TASK INSTRUCTIONS:
Reproduce the entries exactly.

--- start EXERCISE MATERIAL ---

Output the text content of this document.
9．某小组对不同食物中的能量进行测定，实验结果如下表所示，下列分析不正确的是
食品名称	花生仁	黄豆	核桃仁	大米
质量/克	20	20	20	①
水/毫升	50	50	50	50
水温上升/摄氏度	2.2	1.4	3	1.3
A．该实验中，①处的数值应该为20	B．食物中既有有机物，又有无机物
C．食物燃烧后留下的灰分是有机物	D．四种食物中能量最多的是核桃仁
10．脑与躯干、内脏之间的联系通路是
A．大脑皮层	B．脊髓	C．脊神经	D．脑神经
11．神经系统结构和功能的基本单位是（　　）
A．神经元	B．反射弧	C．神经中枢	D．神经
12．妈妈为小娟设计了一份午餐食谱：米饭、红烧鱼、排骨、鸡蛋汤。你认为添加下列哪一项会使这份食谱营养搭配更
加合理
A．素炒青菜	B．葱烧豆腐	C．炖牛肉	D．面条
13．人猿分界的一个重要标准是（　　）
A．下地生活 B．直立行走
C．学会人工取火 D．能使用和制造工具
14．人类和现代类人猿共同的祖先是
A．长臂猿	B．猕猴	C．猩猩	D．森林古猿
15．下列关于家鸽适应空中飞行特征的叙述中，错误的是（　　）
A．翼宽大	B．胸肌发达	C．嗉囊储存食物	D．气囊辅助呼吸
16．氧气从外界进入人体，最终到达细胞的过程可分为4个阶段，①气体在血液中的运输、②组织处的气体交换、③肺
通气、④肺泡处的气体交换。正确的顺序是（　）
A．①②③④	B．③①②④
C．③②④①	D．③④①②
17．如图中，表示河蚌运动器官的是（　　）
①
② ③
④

--- end EXERCISE MATERIAL ---

SOLUTION FOR THIS PROBLEM:
Output the text content of this document.
9．某小组对不同食物中的能量进行测定，实验结果如下表所示，下列分析不正确的是
食品名称	花生仁	黄豆	核桃仁	大米
质量/克	20	20	20	①
水/毫升	50	50	50	50
水温上升/摄氏度	2.2	1.4	3	1.3
A．该实验中，①处的数值应该为20	B．食物中既有有机物，又有无机物
C．食物燃烧后留下的灰分是有机物	D．四种食物中能量最多的是核桃仁
10．脑与躯干、内脏之间的联系通路是
A．大脑皮层	B．脊髓	C．脊神经	D．脑神经
11．神经系统结构和功能的基本单位是（　　）
A．神经元	B．反射弧	C．神经中枢	D．神经
12．妈妈为小娟设计了一份午餐食谱：米饭、红烧鱼、排骨、鸡蛋汤。你认为添加下列哪一项会使这份食谱营养搭配更
加合理
A．素炒青菜	B．葱烧豆腐	C．炖牛肉	D．面条
13．人猿分界的一个重要标准是（　　）
A．下地生活 B．直立行走
C．学会人工取火 D．能使用和制造工具
14．人类和现代类人猿共同的祖先是
A．长臂猿	B．猕猴	C．猩猩	D．森林古猿
15．下列关于家鸽适应空中飞行特征的叙述中，错误的是（　　）
A．翼宽大	B．胸肌发达	C．嗉囊储存食物	D．气囊辅助呼吸
16．氧气从外界进入人体，最终到达细胞的过程可分为4个阶段，①气体在血液中的运输、②组织处的气体交换、③肺
通气、④肺泡处的气体交换。正确的顺序是（　）
A．①②③④	B．③①②④
C．③②④①	D．③④①②
17．如图中，表示河蚌运动器官的是（　　）
①
② ③
④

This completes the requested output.